• **STATED TASK**
Your task is to repeat the entries underneath exactly, minus the pictures.

• **MATERIAL**
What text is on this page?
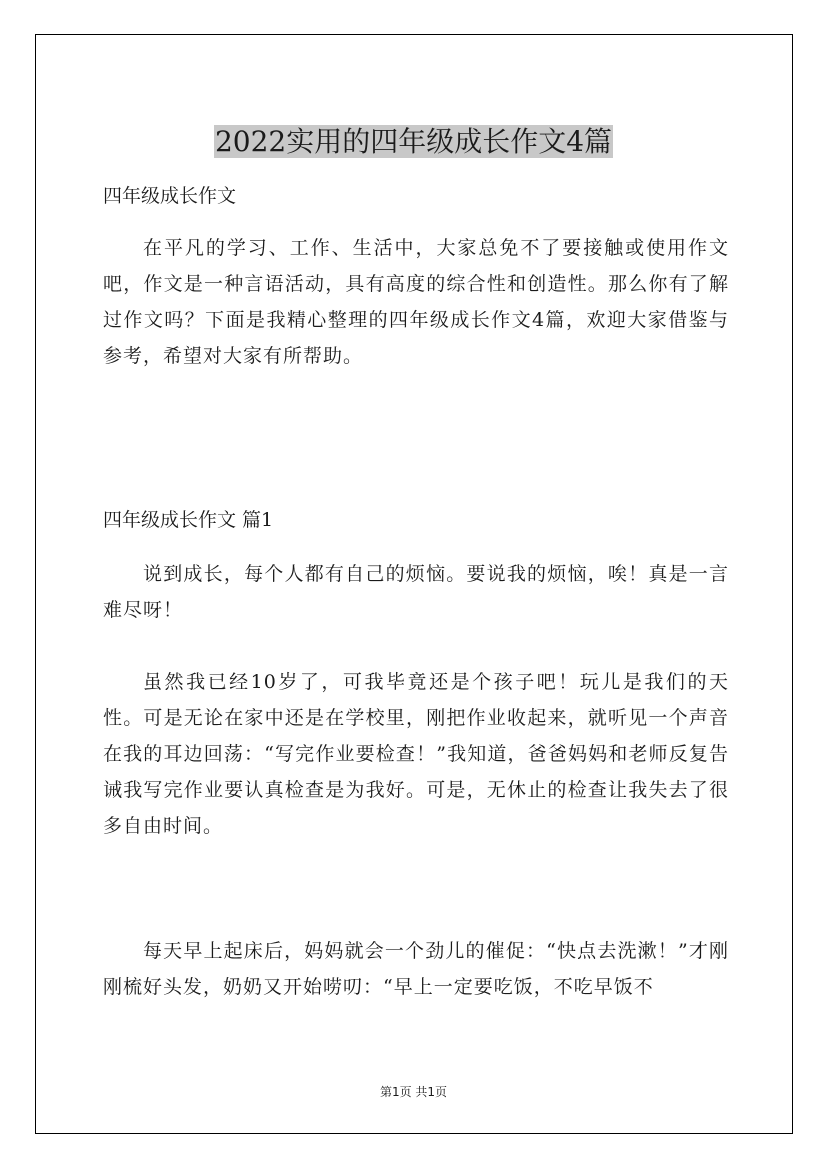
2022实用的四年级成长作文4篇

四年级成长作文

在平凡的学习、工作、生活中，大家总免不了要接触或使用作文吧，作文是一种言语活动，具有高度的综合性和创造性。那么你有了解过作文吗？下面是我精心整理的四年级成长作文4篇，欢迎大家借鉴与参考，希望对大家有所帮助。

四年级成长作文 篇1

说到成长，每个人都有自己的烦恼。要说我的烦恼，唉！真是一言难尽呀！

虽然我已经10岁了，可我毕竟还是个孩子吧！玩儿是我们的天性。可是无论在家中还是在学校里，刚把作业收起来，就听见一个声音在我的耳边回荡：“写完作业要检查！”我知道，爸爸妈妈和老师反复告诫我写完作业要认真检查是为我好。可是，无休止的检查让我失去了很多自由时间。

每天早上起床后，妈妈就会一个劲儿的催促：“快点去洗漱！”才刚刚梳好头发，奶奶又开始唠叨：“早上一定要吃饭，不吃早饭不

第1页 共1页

• **ANSWER FOR THIS EXERCISE**
What text is on this page?
2022实用的四年级成长作文4篇

四年级成长作文

在平凡的学习、工作、生活中，大家总免不了要接触或使用作文吧，作文是一种言语活动，具有高度的综合性和创造性。那么你有了解过作文吗？下面是我精心整理的四年级成长作文4篇，欢迎大家借鉴与参考，希望对大家有所帮助。

四年级成长作文 篇1

说到成长，每个人都有自己的烦恼。要说我的烦恼，唉！真是一言难尽呀！

虽然我已经10岁了，可我毕竟还是个孩子吧！玩儿是我们的天性。可是无论在家中还是在学校里，刚把作业收起来，就听见一个声音在我的耳边回荡：“写完作业要检查！”我知道，爸爸妈妈和老师反复告诫我写完作业要认真检查是为我好。可是，无休止的检查让我失去了很多自由时间。

每天早上起床后，妈妈就会一个劲儿的催促：“快点去洗漱！”才刚刚梳好头发，奶奶又开始唠叨：“早上一定要吃饭，不吃早饭不

第1页 共1页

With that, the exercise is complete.